#### PROBLEM TO WORK ON
Provide a single number: the count of lines containing the string "screenshot".

Extracted data entries:
= = = = = = =

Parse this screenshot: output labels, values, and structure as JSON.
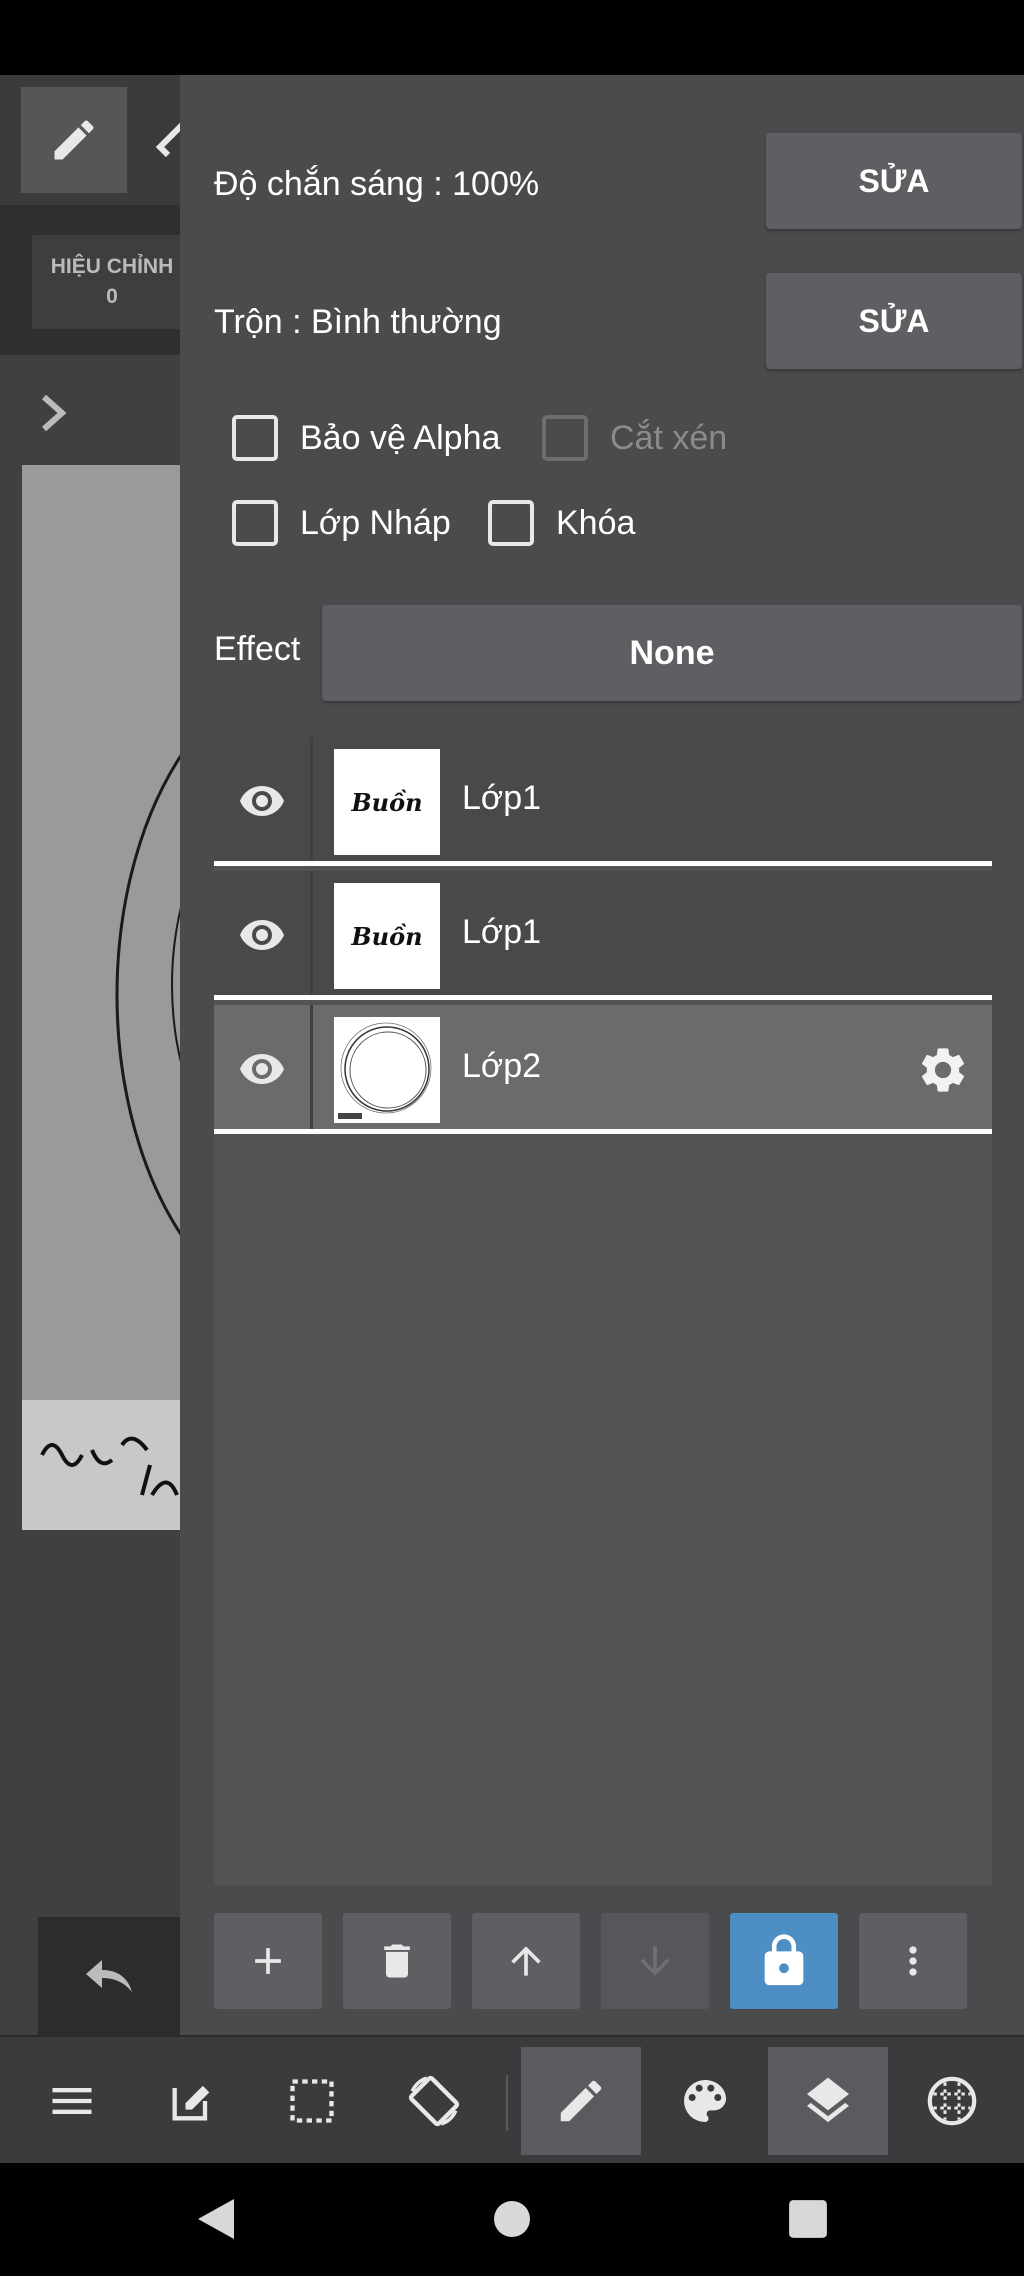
{
  "colors": {
    "panel_bg": "#4a4b4d",
    "button_bg": "#5e5f62",
    "lock_active": "#4d8fc4",
    "selected_row": "#6b6b6c"
  },
  "background_app": {
    "adjust_label": "HIỆU CHỈNH",
    "adjust_value": "0"
  },
  "layer_panel": {
    "opacity_label": "Độ chắn sáng : 100%",
    "opacity_edit": "SỬA",
    "blend_label": "Trộn : Bình thường",
    "blend_edit": "SỬA",
    "checkboxes": [
      {
        "label": "Bảo vệ Alpha",
        "checked": false,
        "enabled": true
      },
      {
        "label": "Cắt xén",
        "checked": false,
        "enabled": false
      },
      {
        "label": "Lớp Nháp",
        "checked": false,
        "enabled": true
      },
      {
        "label": "Khóa",
        "checked": false,
        "enabled": true
      }
    ],
    "effect_label": "Effect",
    "effect_value": "None",
    "layers": [
      {
        "name": "Lớp1",
        "visible": true,
        "thumb_text": "Buồn",
        "selected": false
      },
      {
        "name": "Lớp1",
        "visible": true,
        "thumb_text": "Buồn",
        "selected": false
      },
      {
        "name": "Lớp2",
        "visible": true,
        "thumb_text": "",
        "selected": true
      }
    ],
    "actions": [
      "add-icon",
      "trash-icon",
      "arrow-up-icon",
      "arrow-down-icon",
      "lock-icon",
      "more-vertical-icon"
    ]
  },
  "bottom_bar": [
    "menu-icon",
    "edit-icon",
    "selection-icon",
    "rotate-icon",
    "pencil-icon",
    "palette-icon",
    "layers-icon",
    "grid-icon"
  ],
  "nav_bar": [
    "back-icon",
    "home-icon",
    "recents-icon"
  ]
}
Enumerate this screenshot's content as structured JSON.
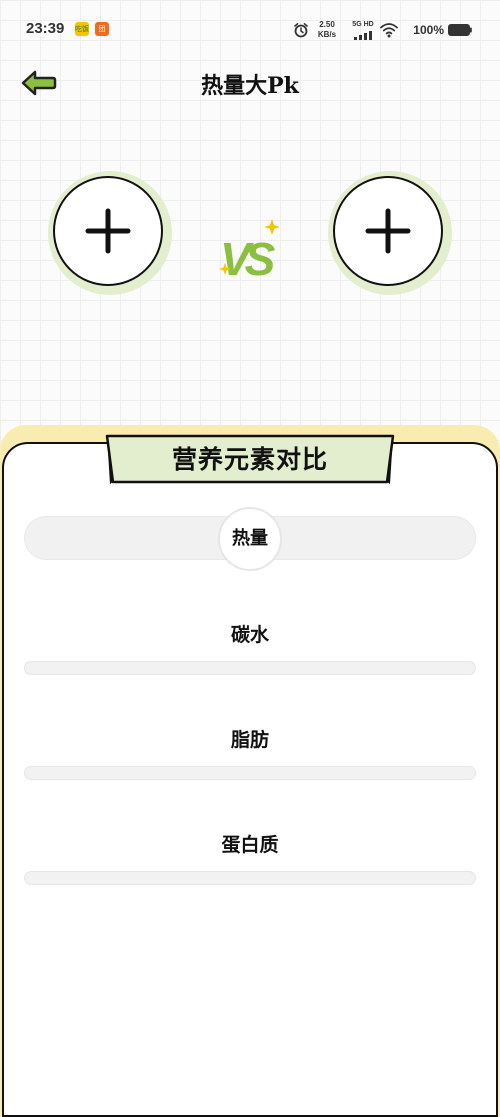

= = = = = = =

#### SOLUTION TO THIS EXERCISE
2